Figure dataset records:
━━━━━━

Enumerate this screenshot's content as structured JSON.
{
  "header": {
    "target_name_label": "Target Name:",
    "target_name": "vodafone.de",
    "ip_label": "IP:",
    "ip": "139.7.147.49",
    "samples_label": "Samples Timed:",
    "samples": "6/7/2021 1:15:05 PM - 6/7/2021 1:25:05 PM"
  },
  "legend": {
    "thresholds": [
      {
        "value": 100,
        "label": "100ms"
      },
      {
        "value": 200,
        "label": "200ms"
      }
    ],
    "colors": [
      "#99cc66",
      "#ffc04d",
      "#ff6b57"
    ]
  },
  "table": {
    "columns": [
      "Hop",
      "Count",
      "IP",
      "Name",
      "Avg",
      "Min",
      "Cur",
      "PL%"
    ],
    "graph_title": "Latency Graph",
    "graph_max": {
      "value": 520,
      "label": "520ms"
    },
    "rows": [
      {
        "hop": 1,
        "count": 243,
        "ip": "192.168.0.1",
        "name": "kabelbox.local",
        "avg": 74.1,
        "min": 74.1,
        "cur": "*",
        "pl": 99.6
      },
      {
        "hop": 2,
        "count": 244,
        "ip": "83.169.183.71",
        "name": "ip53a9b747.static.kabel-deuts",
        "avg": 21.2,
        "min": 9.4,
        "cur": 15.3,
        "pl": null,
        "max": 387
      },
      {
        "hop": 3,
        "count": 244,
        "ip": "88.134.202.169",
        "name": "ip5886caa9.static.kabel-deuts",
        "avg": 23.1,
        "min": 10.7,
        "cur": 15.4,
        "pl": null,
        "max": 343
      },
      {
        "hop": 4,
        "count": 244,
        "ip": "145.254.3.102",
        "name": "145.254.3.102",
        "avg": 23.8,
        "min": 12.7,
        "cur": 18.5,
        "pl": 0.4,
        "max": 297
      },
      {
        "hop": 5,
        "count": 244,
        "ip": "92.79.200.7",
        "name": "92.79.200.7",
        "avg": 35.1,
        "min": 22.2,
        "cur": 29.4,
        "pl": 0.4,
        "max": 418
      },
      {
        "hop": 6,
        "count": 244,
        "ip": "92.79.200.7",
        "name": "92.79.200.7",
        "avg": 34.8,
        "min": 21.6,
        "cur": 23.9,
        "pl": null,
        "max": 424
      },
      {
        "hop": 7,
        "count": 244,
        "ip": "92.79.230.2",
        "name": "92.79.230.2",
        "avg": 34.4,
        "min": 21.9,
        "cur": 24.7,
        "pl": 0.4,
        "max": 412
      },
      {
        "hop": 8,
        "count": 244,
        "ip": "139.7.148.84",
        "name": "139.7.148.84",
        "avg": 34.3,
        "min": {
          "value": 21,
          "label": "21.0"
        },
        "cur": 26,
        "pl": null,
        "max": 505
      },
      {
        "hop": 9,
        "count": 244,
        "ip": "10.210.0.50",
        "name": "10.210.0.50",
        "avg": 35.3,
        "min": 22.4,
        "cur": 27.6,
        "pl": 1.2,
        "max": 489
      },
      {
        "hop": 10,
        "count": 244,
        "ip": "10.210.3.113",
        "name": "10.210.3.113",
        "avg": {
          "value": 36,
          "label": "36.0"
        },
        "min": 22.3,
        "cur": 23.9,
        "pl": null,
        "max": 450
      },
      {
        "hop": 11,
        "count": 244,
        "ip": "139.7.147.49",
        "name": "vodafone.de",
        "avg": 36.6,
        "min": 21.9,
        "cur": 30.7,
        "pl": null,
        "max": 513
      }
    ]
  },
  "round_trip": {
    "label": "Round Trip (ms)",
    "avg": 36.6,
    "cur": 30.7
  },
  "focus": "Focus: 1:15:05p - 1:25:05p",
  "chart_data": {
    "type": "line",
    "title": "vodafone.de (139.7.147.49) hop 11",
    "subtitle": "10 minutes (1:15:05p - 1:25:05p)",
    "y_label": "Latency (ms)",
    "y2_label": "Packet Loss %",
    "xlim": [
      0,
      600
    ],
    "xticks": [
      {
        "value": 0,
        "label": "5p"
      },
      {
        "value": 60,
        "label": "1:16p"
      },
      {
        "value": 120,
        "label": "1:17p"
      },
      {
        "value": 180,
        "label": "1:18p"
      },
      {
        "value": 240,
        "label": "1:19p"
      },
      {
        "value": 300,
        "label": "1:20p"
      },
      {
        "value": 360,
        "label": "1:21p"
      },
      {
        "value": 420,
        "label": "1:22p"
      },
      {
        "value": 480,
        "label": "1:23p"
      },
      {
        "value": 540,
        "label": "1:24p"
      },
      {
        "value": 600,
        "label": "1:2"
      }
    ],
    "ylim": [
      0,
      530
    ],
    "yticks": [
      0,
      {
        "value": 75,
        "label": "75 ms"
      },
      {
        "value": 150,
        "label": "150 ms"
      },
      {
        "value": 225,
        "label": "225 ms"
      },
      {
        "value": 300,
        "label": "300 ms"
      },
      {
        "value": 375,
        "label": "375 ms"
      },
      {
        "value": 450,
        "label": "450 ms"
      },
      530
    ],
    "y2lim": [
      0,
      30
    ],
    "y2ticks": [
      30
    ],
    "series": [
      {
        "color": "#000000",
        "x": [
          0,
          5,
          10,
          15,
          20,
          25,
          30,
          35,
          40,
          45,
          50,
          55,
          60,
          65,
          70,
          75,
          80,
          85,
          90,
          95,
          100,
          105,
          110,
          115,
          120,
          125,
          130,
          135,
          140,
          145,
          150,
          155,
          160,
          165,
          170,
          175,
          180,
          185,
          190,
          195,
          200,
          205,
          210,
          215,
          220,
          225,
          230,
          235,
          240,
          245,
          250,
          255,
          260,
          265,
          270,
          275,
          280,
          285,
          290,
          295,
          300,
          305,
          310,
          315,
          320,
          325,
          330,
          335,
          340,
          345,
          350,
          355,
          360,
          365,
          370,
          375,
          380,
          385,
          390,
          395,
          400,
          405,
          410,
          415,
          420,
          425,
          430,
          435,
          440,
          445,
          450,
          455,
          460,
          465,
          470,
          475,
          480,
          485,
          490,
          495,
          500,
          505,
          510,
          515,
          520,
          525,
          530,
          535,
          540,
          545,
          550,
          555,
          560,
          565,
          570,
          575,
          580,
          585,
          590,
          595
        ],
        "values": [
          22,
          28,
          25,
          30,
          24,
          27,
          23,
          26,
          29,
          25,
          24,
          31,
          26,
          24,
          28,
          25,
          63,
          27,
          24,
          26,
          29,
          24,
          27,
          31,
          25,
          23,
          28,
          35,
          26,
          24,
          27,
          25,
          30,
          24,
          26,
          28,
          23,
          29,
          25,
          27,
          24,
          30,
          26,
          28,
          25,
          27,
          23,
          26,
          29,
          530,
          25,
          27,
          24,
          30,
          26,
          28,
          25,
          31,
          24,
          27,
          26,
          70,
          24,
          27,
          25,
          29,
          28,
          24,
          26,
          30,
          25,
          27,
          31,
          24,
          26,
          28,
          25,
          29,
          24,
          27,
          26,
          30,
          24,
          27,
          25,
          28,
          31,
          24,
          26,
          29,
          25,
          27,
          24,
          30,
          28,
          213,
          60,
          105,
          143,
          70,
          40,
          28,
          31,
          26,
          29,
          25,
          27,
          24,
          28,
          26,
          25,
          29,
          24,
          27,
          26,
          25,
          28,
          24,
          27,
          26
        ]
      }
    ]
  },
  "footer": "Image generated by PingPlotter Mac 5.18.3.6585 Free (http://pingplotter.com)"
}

━━━━━━

Repeat the listing exactly, from its first line to its last.

* _Task answer_
Enumerate this screenshot's content as structured JSON.
{
  "header": {
    "target_name_label": "Target Name:",
    "target_name": "vodafone.de",
    "ip_label": "IP:",
    "ip": "139.7.147.49",
    "samples_label": "Samples Timed:",
    "samples": "6/7/2021 1:15:05 PM - 6/7/2021 1:25:05 PM"
  },
  "legend": {
    "thresholds": [
      {
        "value": 100,
        "label": "100ms"
      },
      {
        "value": 200,
        "label": "200ms"
      }
    ],
    "colors": [
      "#99cc66",
      "#ffc04d",
      "#ff6b57"
    ]
  },
  "table": {
    "columns": [
      "Hop",
      "Count",
      "IP",
      "Name",
      "Avg",
      "Min",
      "Cur",
      "PL%"
    ],
    "graph_title": "Latency Graph",
    "graph_max": {
      "value": 520,
      "label": "520ms"
    },
    "rows": [
      {
        "hop": 1,
        "count": 243,
        "ip": "192.168.0.1",
        "name": "kabelbox.local",
        "avg": 74.1,
        "min": 74.1,
        "cur": "*",
        "pl": 99.6
      },
      {
        "hop": 2,
        "count": 244,
        "ip": "83.169.183.71",
        "name": "ip53a9b747.static.kabel-deuts",
        "avg": 21.2,
        "min": 9.4,
        "cur": 15.3,
        "pl": null,
        "max": 387
      },
      {
        "hop": 3,
        "count": 244,
        "ip": "88.134.202.169",
        "name": "ip5886caa9.static.kabel-deuts",
        "avg": 23.1,
        "min": 10.7,
        "cur": 15.4,
        "pl": null,
        "max": 343
      },
      {
        "hop": 4,
        "count": 244,
        "ip": "145.254.3.102",
        "name": "145.254.3.102",
        "avg": 23.8,
        "min": 12.7,
        "cur": 18.5,
        "pl": 0.4,
        "max": 297
      },
      {
        "hop": 5,
        "count": 244,
        "ip": "92.79.200.7",
        "name": "92.79.200.7",
        "avg": 35.1,
        "min": 22.2,
        "cur": 29.4,
        "pl": 0.4,
        "max": 418
      },
      {
        "hop": 6,
        "count": 244,
        "ip": "92.79.200.7",
        "name": "92.79.200.7",
        "avg": 34.8,
        "min": 21.6,
        "cur": 23.9,
        "pl": null,
        "max": 424
      },
      {
        "hop": 7,
        "count": 244,
        "ip": "92.79.230.2",
        "name": "92.79.230.2",
        "avg": 34.4,
        "min": 21.9,
        "cur": 24.7,
        "pl": 0.4,
        "max": 412
      },
      {
        "hop": 8,
        "count": 244,
        "ip": "139.7.148.84",
        "name": "139.7.148.84",
        "avg": 34.3,
        "min": {
          "value": 21,
          "label": "21.0"
        },
        "cur": 26,
        "pl": null,
        "max": 505
      },
      {
        "hop": 9,
        "count": 244,
        "ip": "10.210.0.50",
        "name": "10.210.0.50",
        "avg": 35.3,
        "min": 22.4,
        "cur": 27.6,
        "pl": 1.2,
        "max": 489
      },
      {
        "hop": 10,
        "count": 244,
        "ip": "10.210.3.113",
        "name": "10.210.3.113",
        "avg": {
          "value": 36,
          "label": "36.0"
        },
        "min": 22.3,
        "cur": 23.9,
        "pl": null,
        "max": 450
      },
      {
        "hop": 11,
        "count": 244,
        "ip": "139.7.147.49",
        "name": "vodafone.de",
        "avg": 36.6,
        "min": 21.9,
        "cur": 30.7,
        "pl": null,
        "max": 513
      }
    ]
  },
  "round_trip": {
    "label": "Round Trip (ms)",
    "avg": 36.6,
    "cur": 30.7
  },
  "focus": "Focus: 1:15:05p - 1:25:05p",
  "chart_data": {
    "type": "line",
    "title": "vodafone.de (139.7.147.49) hop 11",
    "subtitle": "10 minutes (1:15:05p - 1:25:05p)",
    "y_label": "Latency (ms)",
    "y2_label": "Packet Loss %",
    "xlim": [
      0,
      600
    ],
    "xticks": [
      {
        "value": 0,
        "label": "5p"
      },
      {
        "value": 60,
        "label": "1:16p"
      },
      {
        "value": 120,
        "label": "1:17p"
      },
      {
        "value": 180,
        "label": "1:18p"
      },
      {
        "value": 240,
        "label": "1:19p"
      },
      {
        "value": 300,
        "label": "1:20p"
      },
      {
        "value": 360,
        "label": "1:21p"
      },
      {
        "value": 420,
        "label": "1:22p"
      },
      {
        "value": 480,
        "label": "1:23p"
      },
      {
        "value": 540,
        "label": "1:24p"
      },
      {
        "value": 600,
        "label": "1:2"
      }
    ],
    "ylim": [
      0,
      530
    ],
    "yticks": [
      0,
      {
        "value": 75,
        "label": "75 ms"
      },
      {
        "value": 150,
        "label": "150 ms"
      },
      {
        "value": 225,
        "label": "225 ms"
      },
      {
        "value": 300,
        "label": "300 ms"
      },
      {
        "value": 375,
        "label": "375 ms"
      },
      {
        "value": 450,
        "label": "450 ms"
      },
      530
    ],
    "y2lim": [
      0,
      30
    ],
    "y2ticks": [
      30
    ],
    "series": [
      {
        "color": "#000000",
        "x": [
          0,
          5,
          10,
          15,
          20,
          25,
          30,
          35,
          40,
          45,
          50,
          55,
          60,
          65,
          70,
          75,
          80,
          85,
          90,
          95,
          100,
          105,
          110,
          115,
          120,
          125,
          130,
          135,
          140,
          145,
          150,
          155,
          160,
          165,
          170,
          175,
          180,
          185,
          190,
          195,
          200,
          205,
          210,
          215,
          220,
          225,
          230,
          235,
          240,
          245,
          250,
          255,
          260,
          265,
          270,
          275,
          280,
          285,
          290,
          295,
          300,
          305,
          310,
          315,
          320,
          325,
          330,
          335,
          340,
          345,
          350,
          355,
          360,
          365,
          370,
          375,
          380,
          385,
          390,
          395,
          400,
          405,
          410,
          415,
          420,
          425,
          430,
          435,
          440,
          445,
          450,
          455,
          460,
          465,
          470,
          475,
          480,
          485,
          490,
          495,
          500,
          505,
          510,
          515,
          520,
          525,
          530,
          535,
          540,
          545,
          550,
          555,
          560,
          565,
          570,
          575,
          580,
          585,
          590,
          595
        ],
        "values": [
          22,
          28,
          25,
          30,
          24,
          27,
          23,
          26,
          29,
          25,
          24,
          31,
          26,
          24,
          28,
          25,
          63,
          27,
          24,
          26,
          29,
          24,
          27,
          31,
          25,
          23,
          28,
          35,
          26,
          24,
          27,
          25,
          30,
          24,
          26,
          28,
          23,
          29,
          25,
          27,
          24,
          30,
          26,
          28,
          25,
          27,
          23,
          26,
          29,
          530,
          25,
          27,
          24,
          30,
          26,
          28,
          25,
          31,
          24,
          27,
          26,
          70,
          24,
          27,
          25,
          29,
          28,
          24,
          26,
          30,
          25,
          27,
          31,
          24,
          26,
          28,
          25,
          29,
          24,
          27,
          26,
          30,
          24,
          27,
          25,
          28,
          31,
          24,
          26,
          29,
          25,
          27,
          24,
          30,
          28,
          213,
          60,
          105,
          143,
          70,
          40,
          28,
          31,
          26,
          29,
          25,
          27,
          24,
          28,
          26,
          25,
          29,
          24,
          27,
          26,
          25,
          28,
          24,
          27,
          26
        ]
      }
    ]
  },
  "footer": "Image generated by PingPlotter Mac 5.18.3.6585 Free (http://pingplotter.com)"
}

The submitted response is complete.